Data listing

────────

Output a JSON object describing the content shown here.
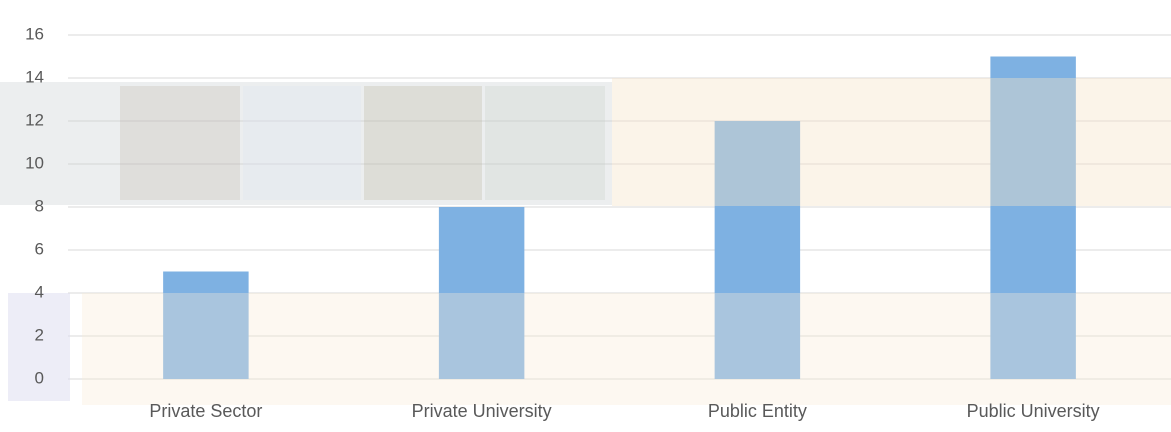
{
  "chart_data": {
    "type": "bar",
    "categories": [
      "Private Sector",
      "Private University",
      "Public Entity",
      "Public University"
    ],
    "values": [
      5,
      8,
      12,
      15
    ],
    "color": "#7eb1e2",
    "ylim": [
      0,
      16
    ],
    "yticks": [
      0,
      2,
      4,
      6,
      8,
      10,
      12,
      14,
      16
    ],
    "grid": true
  }
}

────────

== Objective ==
Write the records above out again exactly, with no pictures in your copy.

== Task answer ==
Output a JSON object describing the content shown here.
{
  "chart_data": {
    "type": "bar",
    "categories": [
      "Private Sector",
      "Private University",
      "Public Entity",
      "Public University"
    ],
    "values": [
      5,
      8,
      12,
      15
    ],
    "color": "#7eb1e2",
    "ylim": [
      0,
      16
    ],
    "yticks": [
      0,
      2,
      4,
      6,
      8,
      10,
      12,
      14,
      16
    ],
    "grid": true
  }
}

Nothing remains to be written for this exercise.